===== GIVEN INFORMATION =====

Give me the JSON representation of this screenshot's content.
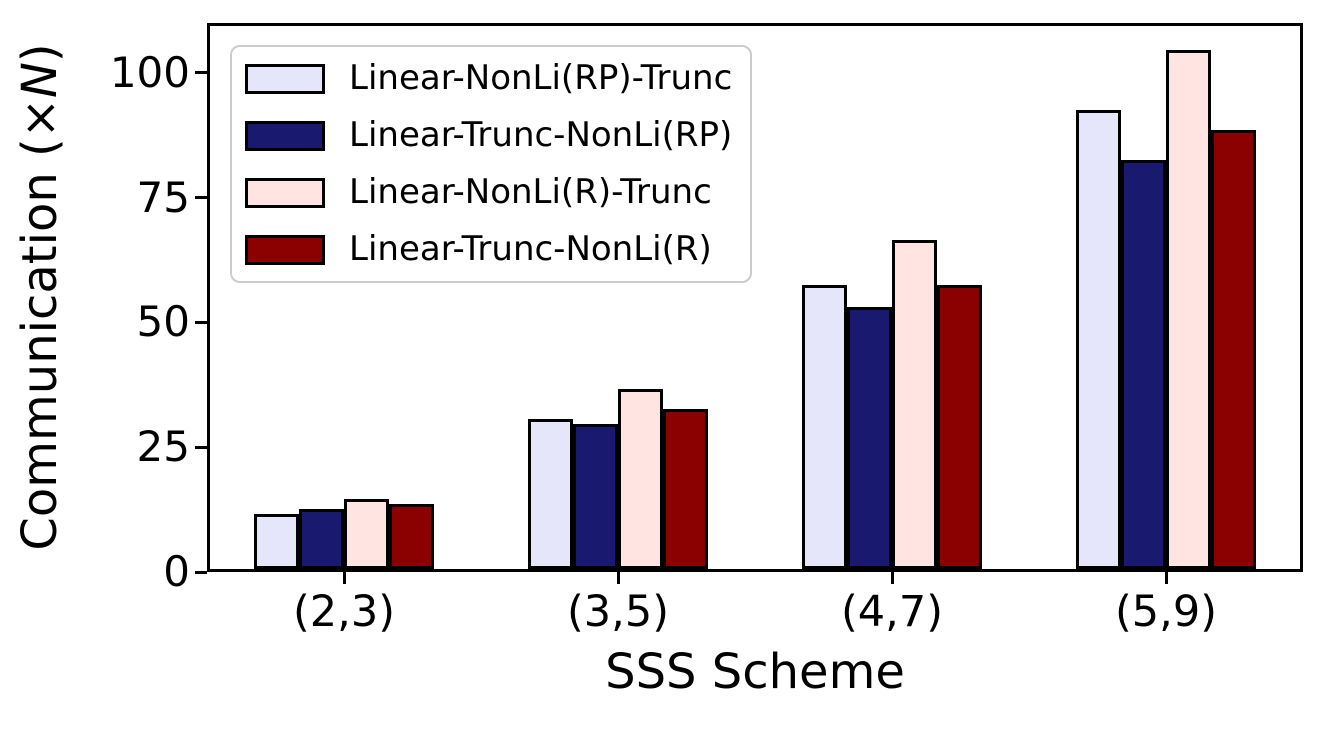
{
  "chart_data": {
    "type": "bar",
    "title": "",
    "xlabel": "SSS Scheme",
    "ylabel": "Communication (×N)",
    "ylabel_parts": {
      "prefix": "Communication (×",
      "variable": "N",
      "suffix": ")"
    },
    "categories": [
      "(2,3)",
      "(3,5)",
      "(4,7)",
      "(5,9)"
    ],
    "series": [
      {
        "name": "Linear-NonLi(RP)-Trunc",
        "color": "#E6E6FA",
        "values": [
          11,
          30,
          57,
          92
        ]
      },
      {
        "name": "Linear-Trunc-NonLi(RP)",
        "color": "#191970",
        "values": [
          12,
          29,
          52.5,
          82
        ]
      },
      {
        "name": "Linear-NonLi(R)-Trunc",
        "color": "#FFE4E1",
        "values": [
          14,
          36,
          66,
          104
        ]
      },
      {
        "name": "Linear-Trunc-NonLi(R)",
        "color": "#8B0000",
        "values": [
          13,
          32,
          57,
          88
        ]
      }
    ],
    "yticks": [
      0,
      25,
      50,
      75,
      100
    ],
    "ylim": [
      0,
      110
    ],
    "grid": false,
    "legend_position": "upper-left",
    "bar_edge_color": "#000000",
    "axis_color": "#000000",
    "background_color": "#FFFFFF"
  }
}
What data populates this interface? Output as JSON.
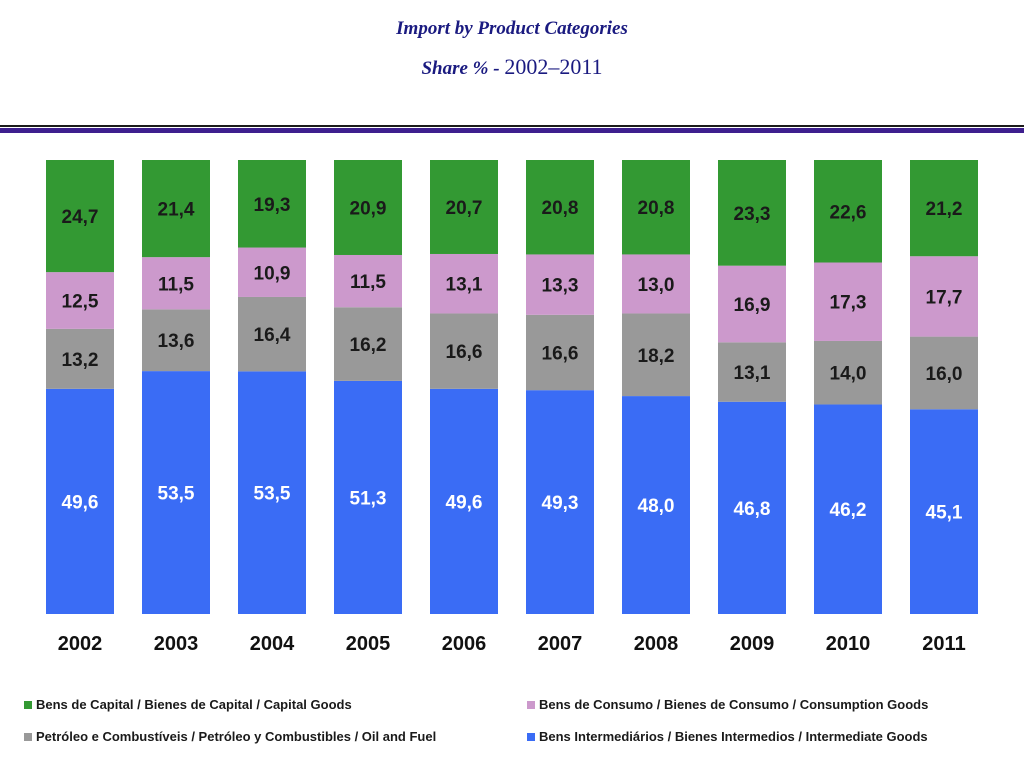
{
  "header": {
    "title": "Import by Product Categories",
    "subtitle_label": "Share % -",
    "subtitle_years": "2002–2011"
  },
  "chart_data": {
    "type": "bar",
    "stacked": true,
    "normalized_percent": true,
    "title": "Import by Product Categories",
    "subtitle": "Share % - 2002–2011",
    "categories": [
      "2002",
      "2003",
      "2004",
      "2005",
      "2006",
      "2007",
      "2008",
      "2009",
      "2010",
      "2011"
    ],
    "series": [
      {
        "name": "Bens Intermediários / Bienes Intermedios / Intermediate Goods",
        "color": "#3a6cf5",
        "values": [
          49.6,
          53.5,
          53.5,
          51.3,
          49.6,
          49.3,
          48.0,
          46.8,
          46.2,
          45.1
        ],
        "labels": [
          "49,6",
          "53,5",
          "53,5",
          "51,3",
          "49,6",
          "49,3",
          "48,0",
          "46,8",
          "46,2",
          "45,1"
        ]
      },
      {
        "name": "Petróleo e Combustíveis / Petróleo y Combustibles / Oil and Fuel",
        "color": "#999999",
        "values": [
          13.2,
          13.6,
          16.4,
          16.2,
          16.6,
          16.6,
          18.2,
          13.1,
          14.0,
          16.0
        ],
        "labels": [
          "13,2",
          "13,6",
          "16,4",
          "16,2",
          "16,6",
          "16,6",
          "18,2",
          "13,1",
          "14,0",
          "16,0"
        ]
      },
      {
        "name": "Bens de Consumo / Bienes de Consumo / Consumption Goods",
        "color": "#cc99cc",
        "values": [
          12.5,
          11.5,
          10.9,
          11.5,
          13.1,
          13.3,
          13.0,
          16.9,
          17.3,
          17.7
        ],
        "labels": [
          "12,5",
          "11,5",
          "10,9",
          "11,5",
          "13,1",
          "13,3",
          "13,0",
          "16,9",
          "17,3",
          "17,7"
        ]
      },
      {
        "name": "Bens de Capital / Bienes de Capital / Capital Goods",
        "color": "#339933",
        "values": [
          24.7,
          21.4,
          19.3,
          20.9,
          20.7,
          20.8,
          20.8,
          23.3,
          22.6,
          21.2
        ],
        "labels": [
          "24,7",
          "21,4",
          "19,3",
          "20,9",
          "20,7",
          "20,8",
          "20,8",
          "23,3",
          "22,6",
          "21,2"
        ]
      }
    ],
    "ylim": [
      0,
      100
    ],
    "xlabel": "",
    "ylabel": "",
    "grid": false,
    "legend_position": "bottom"
  }
}
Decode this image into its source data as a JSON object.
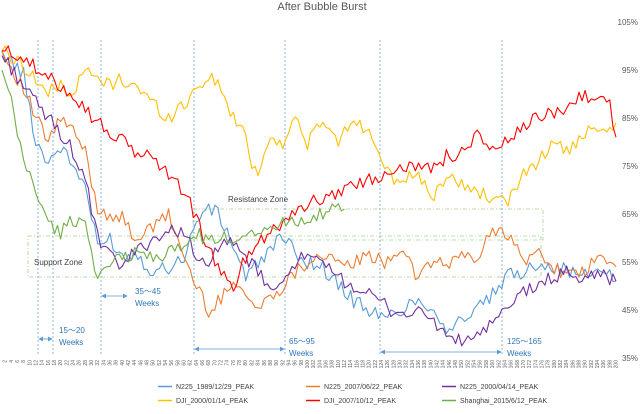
{
  "chart_data": {
    "type": "line",
    "title": "After Bubble Burst",
    "ylim": [
      35,
      105
    ],
    "yticks": [
      "35%",
      "45%",
      "55%",
      "65%",
      "75%",
      "85%",
      "95%",
      "105%"
    ],
    "xlim": [
      1,
      200
    ],
    "grid": false,
    "legend_position": "bottom",
    "series": [
      {
        "name": "N225_1989/12/29_PEAK",
        "color": "#5b9bd5",
        "points": [
          [
            1,
            99
          ],
          [
            8,
            94
          ],
          [
            12,
            80
          ],
          [
            16,
            76
          ],
          [
            20,
            79
          ],
          [
            24,
            75
          ],
          [
            28,
            71
          ],
          [
            32,
            58
          ],
          [
            36,
            60
          ],
          [
            40,
            56
          ],
          [
            44,
            57
          ],
          [
            50,
            53
          ],
          [
            55,
            54
          ],
          [
            60,
            56
          ],
          [
            65,
            65
          ],
          [
            70,
            66
          ],
          [
            75,
            60
          ],
          [
            80,
            52
          ],
          [
            85,
            55
          ],
          [
            90,
            60
          ],
          [
            95,
            58
          ],
          [
            100,
            55
          ],
          [
            105,
            54
          ],
          [
            110,
            50
          ],
          [
            115,
            47
          ],
          [
            120,
            45
          ],
          [
            125,
            43
          ],
          [
            130,
            45
          ],
          [
            135,
            47
          ],
          [
            140,
            46
          ],
          [
            145,
            41
          ],
          [
            150,
            43
          ],
          [
            155,
            45
          ],
          [
            160,
            48
          ],
          [
            165,
            52
          ],
          [
            170,
            53
          ],
          [
            175,
            55
          ],
          [
            180,
            54
          ],
          [
            185,
            53
          ],
          [
            190,
            52
          ],
          [
            195,
            54
          ],
          [
            200,
            51
          ]
        ]
      },
      {
        "name": "N225_2007/06/22_PEAK",
        "color": "#ed7d31",
        "points": [
          [
            1,
            99
          ],
          [
            8,
            91
          ],
          [
            12,
            85
          ],
          [
            16,
            80
          ],
          [
            20,
            85
          ],
          [
            24,
            82
          ],
          [
            28,
            78
          ],
          [
            32,
            66
          ],
          [
            36,
            65
          ],
          [
            40,
            64
          ],
          [
            44,
            60
          ],
          [
            50,
            62
          ],
          [
            55,
            65
          ],
          [
            60,
            56
          ],
          [
            64,
            50
          ],
          [
            68,
            45
          ],
          [
            72,
            47
          ],
          [
            76,
            52
          ],
          [
            80,
            48
          ],
          [
            84,
            45
          ],
          [
            88,
            48
          ],
          [
            92,
            50
          ],
          [
            96,
            53
          ],
          [
            100,
            55
          ],
          [
            105,
            57
          ],
          [
            110,
            54
          ],
          [
            115,
            55
          ],
          [
            120,
            56
          ],
          [
            125,
            55
          ],
          [
            130,
            58
          ],
          [
            135,
            52
          ],
          [
            140,
            55
          ],
          [
            145,
            54
          ],
          [
            150,
            57
          ],
          [
            155,
            55
          ],
          [
            160,
            62
          ],
          [
            165,
            61
          ],
          [
            170,
            55
          ],
          [
            175,
            57
          ],
          [
            180,
            54
          ],
          [
            185,
            52
          ],
          [
            190,
            53
          ],
          [
            195,
            56
          ],
          [
            200,
            54
          ]
        ]
      },
      {
        "name": "N225_2000/04/14_PEAK",
        "color": "#7030a0",
        "points": [
          [
            1,
            98
          ],
          [
            8,
            92
          ],
          [
            12,
            88
          ],
          [
            16,
            85
          ],
          [
            20,
            82
          ],
          [
            24,
            78
          ],
          [
            28,
            72
          ],
          [
            32,
            60
          ],
          [
            36,
            56
          ],
          [
            40,
            54
          ],
          [
            44,
            57
          ],
          [
            50,
            60
          ],
          [
            55,
            61
          ],
          [
            60,
            62
          ],
          [
            64,
            56
          ],
          [
            68,
            53
          ],
          [
            72,
            60
          ],
          [
            76,
            58
          ],
          [
            80,
            56
          ],
          [
            85,
            52
          ],
          [
            90,
            48
          ],
          [
            95,
            55
          ],
          [
            100,
            56
          ],
          [
            105,
            54
          ],
          [
            110,
            52
          ],
          [
            115,
            50
          ],
          [
            120,
            48
          ],
          [
            125,
            46
          ],
          [
            130,
            44
          ],
          [
            135,
            45
          ],
          [
            140,
            43
          ],
          [
            145,
            40
          ],
          [
            150,
            38
          ],
          [
            155,
            40
          ],
          [
            160,
            42
          ],
          [
            165,
            45
          ],
          [
            170,
            49
          ],
          [
            175,
            50
          ],
          [
            180,
            52
          ],
          [
            185,
            53
          ],
          [
            190,
            51
          ],
          [
            195,
            53
          ],
          [
            200,
            51
          ]
        ]
      },
      {
        "name": "DJI_2000/01/14_PEAK",
        "color": "#ffc000",
        "points": [
          [
            1,
            99
          ],
          [
            8,
            96
          ],
          [
            12,
            93
          ],
          [
            16,
            90
          ],
          [
            20,
            92
          ],
          [
            24,
            90
          ],
          [
            28,
            95
          ],
          [
            32,
            93
          ],
          [
            36,
            92
          ],
          [
            40,
            93
          ],
          [
            44,
            92
          ],
          [
            50,
            88
          ],
          [
            55,
            85
          ],
          [
            60,
            88
          ],
          [
            64,
            91
          ],
          [
            68,
            94
          ],
          [
            72,
            91
          ],
          [
            76,
            85
          ],
          [
            80,
            81
          ],
          [
            82,
            76
          ],
          [
            84,
            73
          ],
          [
            88,
            82
          ],
          [
            92,
            79
          ],
          [
            96,
            85
          ],
          [
            100,
            80
          ],
          [
            105,
            84
          ],
          [
            110,
            80
          ],
          [
            115,
            85
          ],
          [
            120,
            82
          ],
          [
            125,
            76
          ],
          [
            130,
            70
          ],
          [
            135,
            74
          ],
          [
            140,
            68
          ],
          [
            145,
            73
          ],
          [
            150,
            71
          ],
          [
            155,
            70
          ],
          [
            160,
            68
          ],
          [
            165,
            67
          ],
          [
            170,
            74
          ],
          [
            175,
            76
          ],
          [
            180,
            80
          ],
          [
            185,
            78
          ],
          [
            190,
            82
          ],
          [
            195,
            81
          ],
          [
            200,
            84
          ]
        ]
      },
      {
        "name": "DJI_2007/10/12_PEAK",
        "color": "#ff0000",
        "points": [
          [
            1,
            99
          ],
          [
            8,
            98
          ],
          [
            12,
            95
          ],
          [
            16,
            93
          ],
          [
            20,
            92
          ],
          [
            24,
            90
          ],
          [
            28,
            87
          ],
          [
            32,
            84
          ],
          [
            36,
            82
          ],
          [
            40,
            80
          ],
          [
            44,
            78
          ],
          [
            50,
            77
          ],
          [
            55,
            73
          ],
          [
            60,
            70
          ],
          [
            64,
            64
          ],
          [
            68,
            58
          ],
          [
            72,
            52
          ],
          [
            76,
            50
          ],
          [
            80,
            56
          ],
          [
            84,
            59
          ],
          [
            88,
            62
          ],
          [
            92,
            63
          ],
          [
            96,
            66
          ],
          [
            100,
            67
          ],
          [
            105,
            68
          ],
          [
            110,
            70
          ],
          [
            115,
            71
          ],
          [
            120,
            72
          ],
          [
            125,
            73
          ],
          [
            130,
            76
          ],
          [
            135,
            74
          ],
          [
            140,
            75
          ],
          [
            145,
            77
          ],
          [
            150,
            78
          ],
          [
            155,
            81
          ],
          [
            160,
            79
          ],
          [
            165,
            80
          ],
          [
            170,
            83
          ],
          [
            175,
            85
          ],
          [
            180,
            86
          ],
          [
            185,
            88
          ],
          [
            190,
            90
          ],
          [
            195,
            89
          ],
          [
            198,
            88
          ],
          [
            200,
            81
          ]
        ]
      },
      {
        "name": "Shanghai_2015/6/12_PEAK",
        "color": "#70ad47",
        "points": [
          [
            1,
            95
          ],
          [
            4,
            88
          ],
          [
            8,
            76
          ],
          [
            12,
            70
          ],
          [
            16,
            63
          ],
          [
            20,
            61
          ],
          [
            24,
            64
          ],
          [
            28,
            63
          ],
          [
            32,
            52
          ],
          [
            36,
            54
          ],
          [
            40,
            56
          ],
          [
            44,
            57
          ],
          [
            50,
            56
          ],
          [
            55,
            57
          ],
          [
            60,
            58
          ],
          [
            64,
            61
          ],
          [
            68,
            59
          ],
          [
            72,
            60
          ],
          [
            76,
            60
          ],
          [
            80,
            61
          ],
          [
            84,
            62
          ],
          [
            88,
            62
          ],
          [
            92,
            63
          ],
          [
            96,
            64
          ],
          [
            100,
            64
          ],
          [
            105,
            65
          ],
          [
            110,
            66
          ],
          [
            112,
            66
          ]
        ]
      }
    ],
    "annotations": [
      "Resistance Zone",
      "Support Zone",
      "15～20",
      "Weeks",
      "35～45",
      "Weeks",
      "65～95",
      "Weeks",
      "125～165",
      "Weeks"
    ]
  }
}
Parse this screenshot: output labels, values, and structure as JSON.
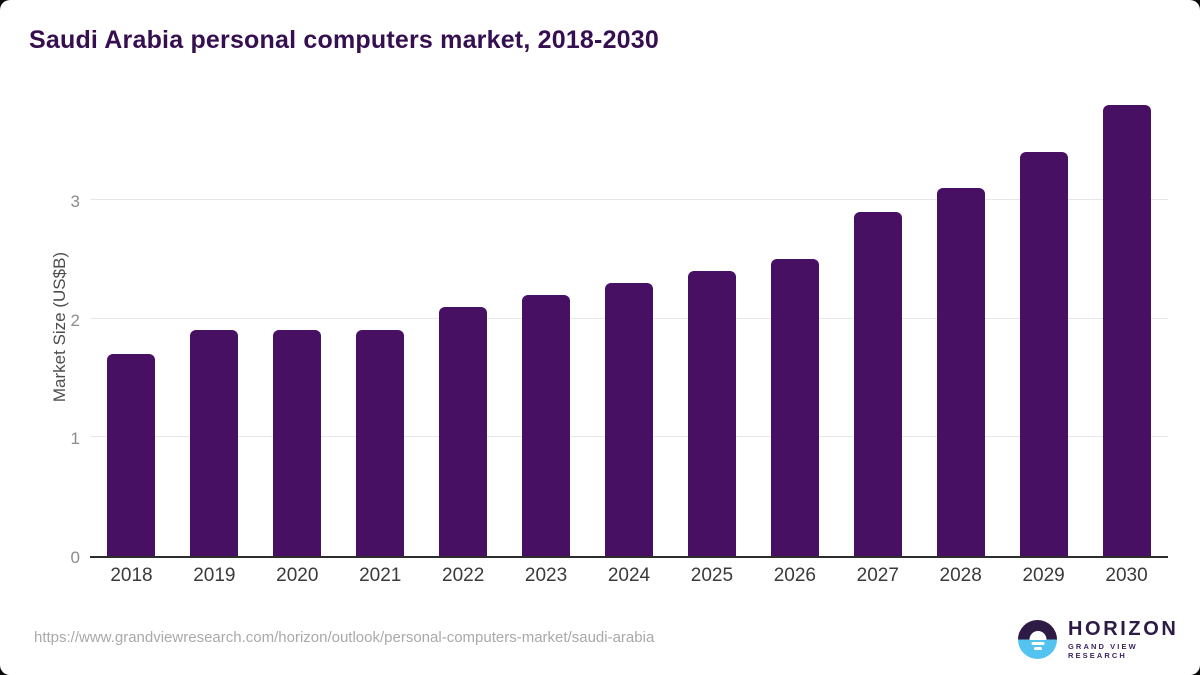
{
  "title": "Saudi Arabia personal computers market, 2018-2030",
  "footer": {
    "source_url": "https://www.grandviewresearch.com/horizon/outlook/personal-computers-market/saudi-arabia",
    "logo": {
      "name": "HORIZON",
      "subtitle": "GRAND VIEW RESEARCH"
    }
  },
  "colors": {
    "bar": "#471063",
    "title_text": "#360f50",
    "axis_line": "#2d2d2d",
    "gridline": "#e7e7e7",
    "y_tick_label": "#8c8c8c",
    "x_tick_label": "#3a3a3a",
    "y_axis_title": "#4d4d4d",
    "url_text": "#a9a9a9",
    "logo_purple": "#2d1a45",
    "logo_blue": "#55c3ef"
  },
  "chart_data": {
    "type": "bar",
    "title": "Saudi Arabia personal computers market, 2018-2030",
    "categories": [
      "2018",
      "2019",
      "2020",
      "2021",
      "2022",
      "2023",
      "2024",
      "2025",
      "2026",
      "2027",
      "2028",
      "2029",
      "2030"
    ],
    "values": [
      1.7,
      1.9,
      1.9,
      1.9,
      2.1,
      2.2,
      2.3,
      2.4,
      2.5,
      2.9,
      3.1,
      3.4,
      3.8
    ],
    "xlabel": "",
    "ylabel": "Market Size (US$B)",
    "ylim": [
      0,
      3.9
    ],
    "yticks": [
      0,
      1,
      2,
      3
    ],
    "grid": true,
    "legend_position": "none"
  }
}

=====

▶ _YOUR TASK_: In the listing, find each line with the string "personal" and copy it.

▶ _CORRECT ANSWER_:
  "title": "Saudi Arabia personal computers market, 2018-2030",
    "source_url": "https://www.grandviewresearch.com/horizon/outlook/personal-computers-market/saudi-arabia",
    "title": "Saudi Arabia personal computers market, 2018-2030",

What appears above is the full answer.